Tasks and exercises:
a) According to the Cassandra Sidecar setup notes, what is the name of the 3-node CCM cluster for which Cassandra Sidecar provides a configuration?
b) Summarize the Cassandra Sidecar setup notes in two sentences.
c) In the Cassandra Sidecar setup notes, reproduce word for word the passage from "Configuring Cassandra Instance" up to and including "APIs to work.".

Extracted text:
###

Getting started: Running The Sidecar
--------------------------------------
After you clone the git repo, you can use the gradle wrapper to build and run the project. Make sure you have
Apache Cassandra running on the host & port specified in `conf/sidecar.yaml`.
$ ./gradlew run
Alternatively, you can run against a local CCM cluster. Cassandra Sidecar provides a configuration for a 3-node
CCM cluster named `sidecardemo`. You can use the gradle wrapper to run the project connected to a 3-node CCM cluster
as follows:
$ ./gradlew run -Dsidecar.config=file:///$PWD/examples/conf/sidecar-ccm.yaml
Please see [samples](samples/README.md) for details.
Configuring Cassandra Instance
------------------------------
While setting up cassandra instance, make sure the data directories of cassandra are in the path stored in sidecar.yaml file, else modify data directories path to point to the correct directories for stream APIs to work.

###

Data provided:
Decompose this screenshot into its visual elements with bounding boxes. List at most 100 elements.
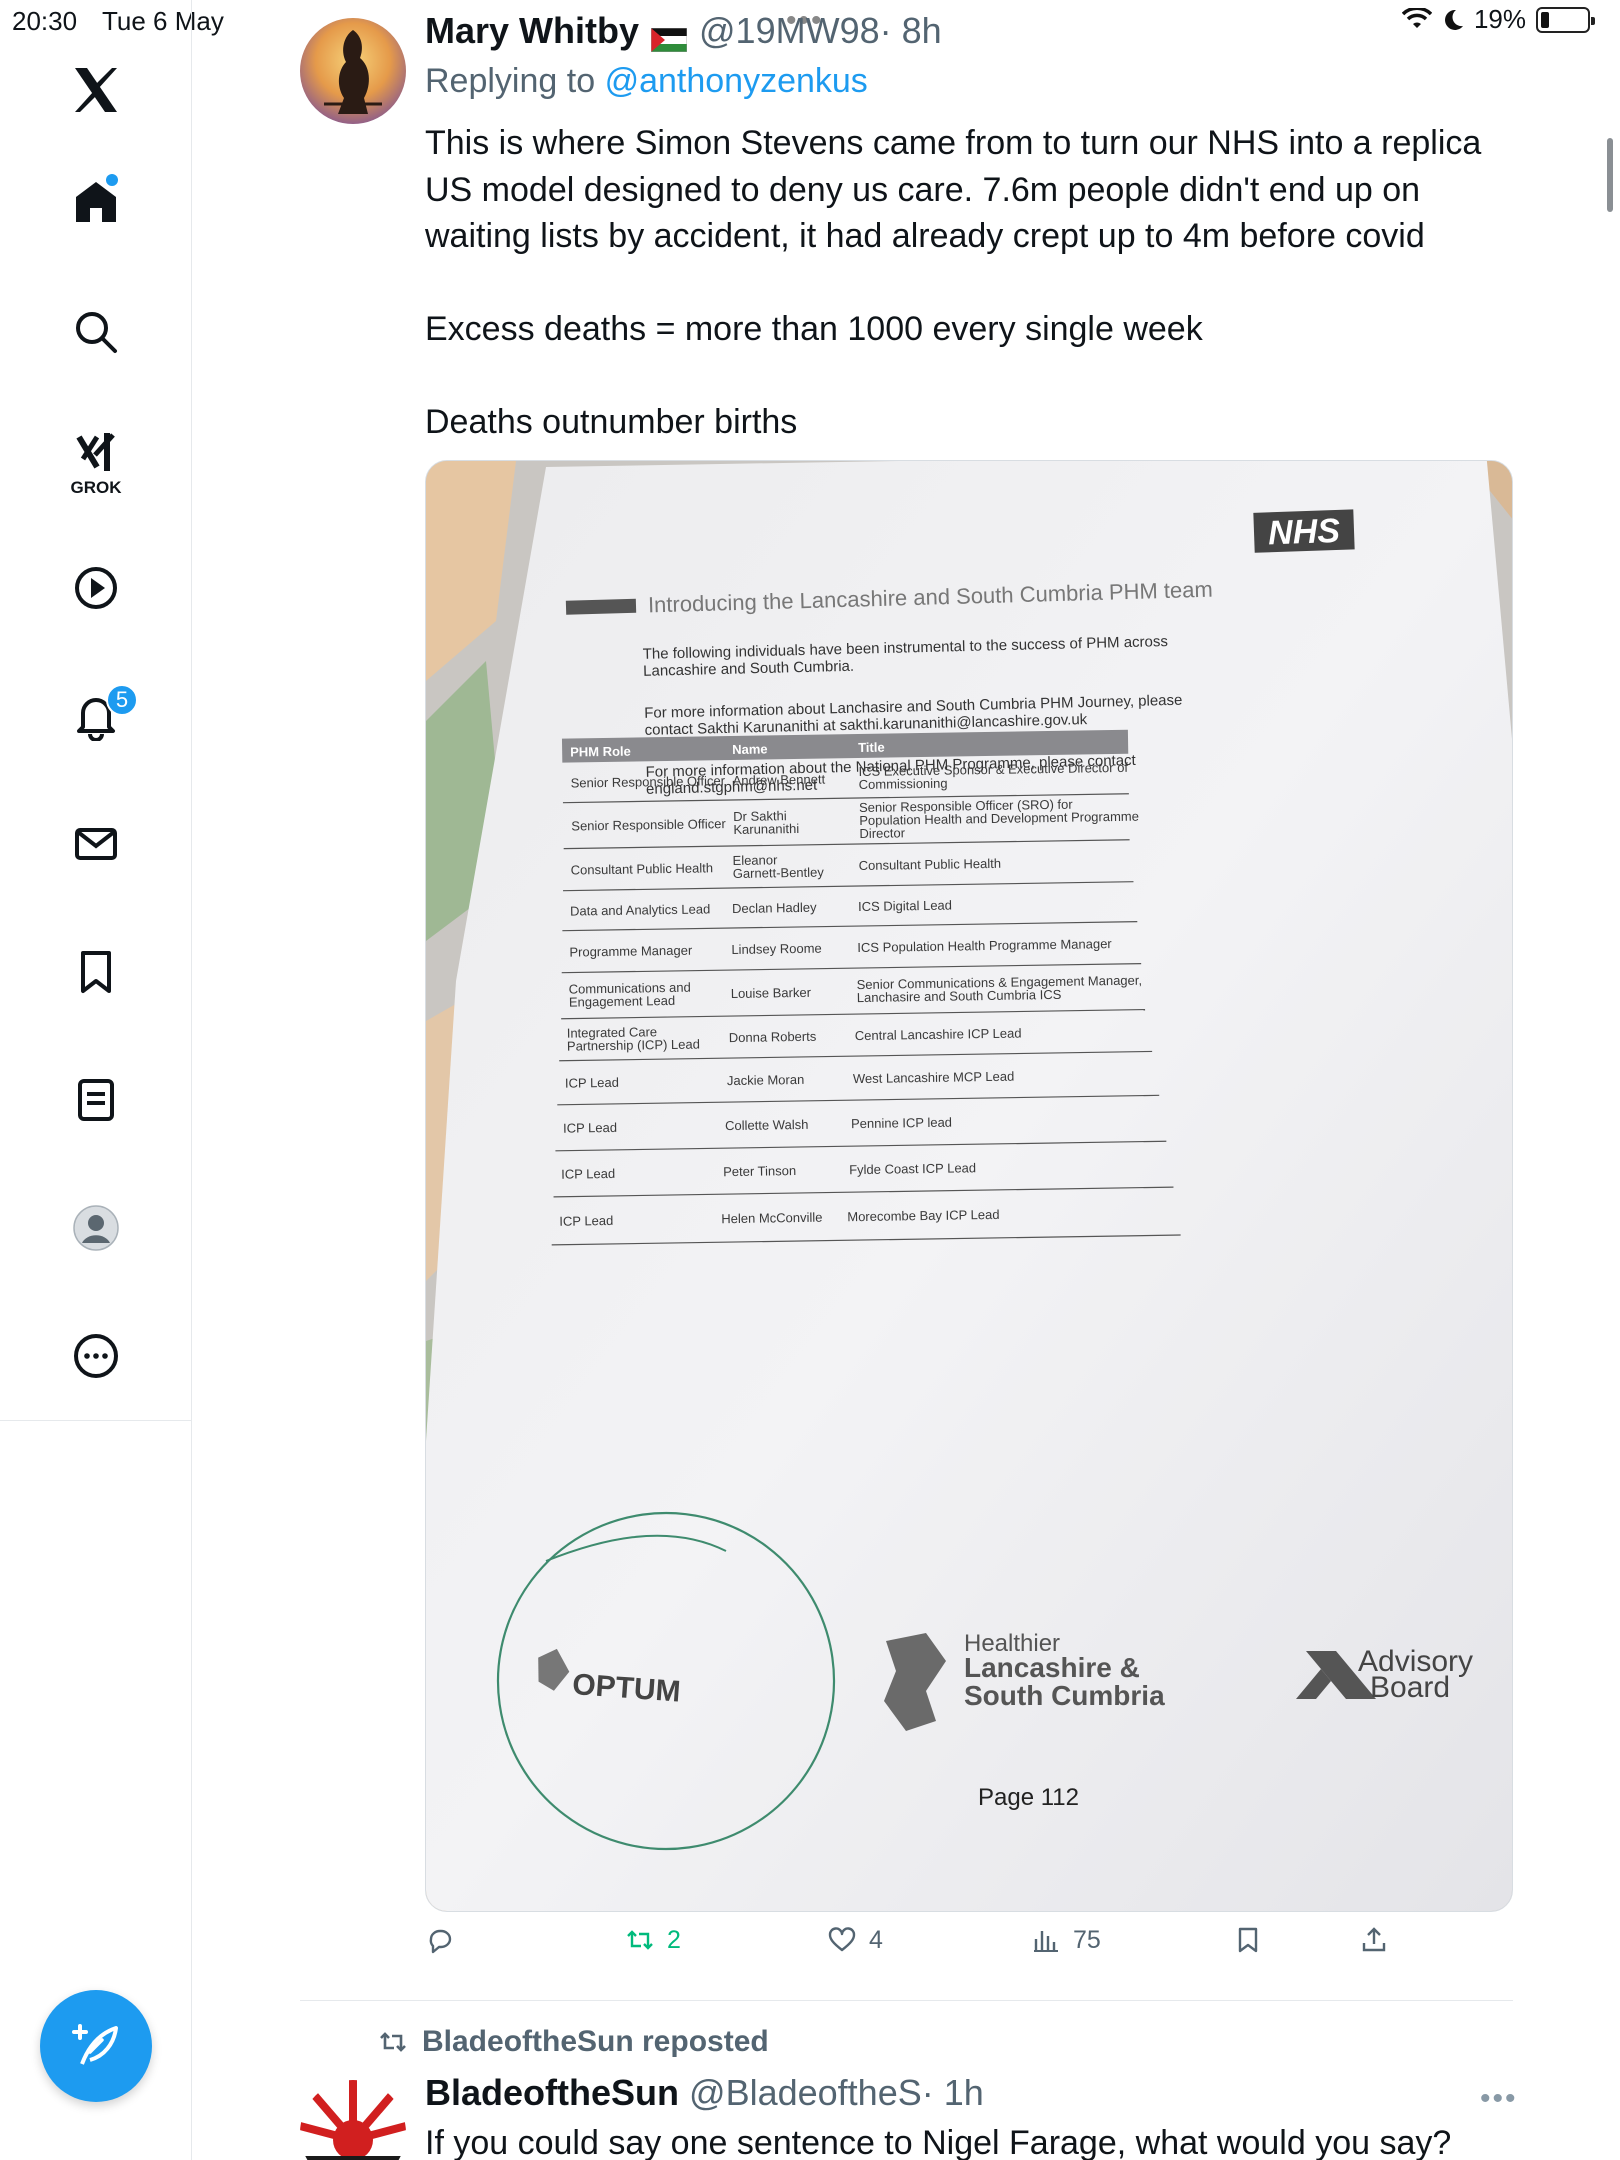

###

Responses to the tasks:
a) The cluster is named `sidecardemo`.

b) After cloning the repository, the project is built and run with the gradle wrapper, either against Apache Cassandra running on the host and port specified in `conf/sidecar.yaml` or against a local 3-node CCM cluster named `sidecardemo`, for which a configuration is provided. When setting up the Cassandra instance, its data directories must be in the path stored in the sidecar.yaml file, or that path must be modified to point to the correct directories, for the stream APIs to work.

c)
Configuring Cassandra Instance
------------------------------
While setting up cassandra instance, make sure the data directories of cassandra are in the path stored in sidecar.yaml file, else modify data directories path to point to the correct directories for stream APIs to work.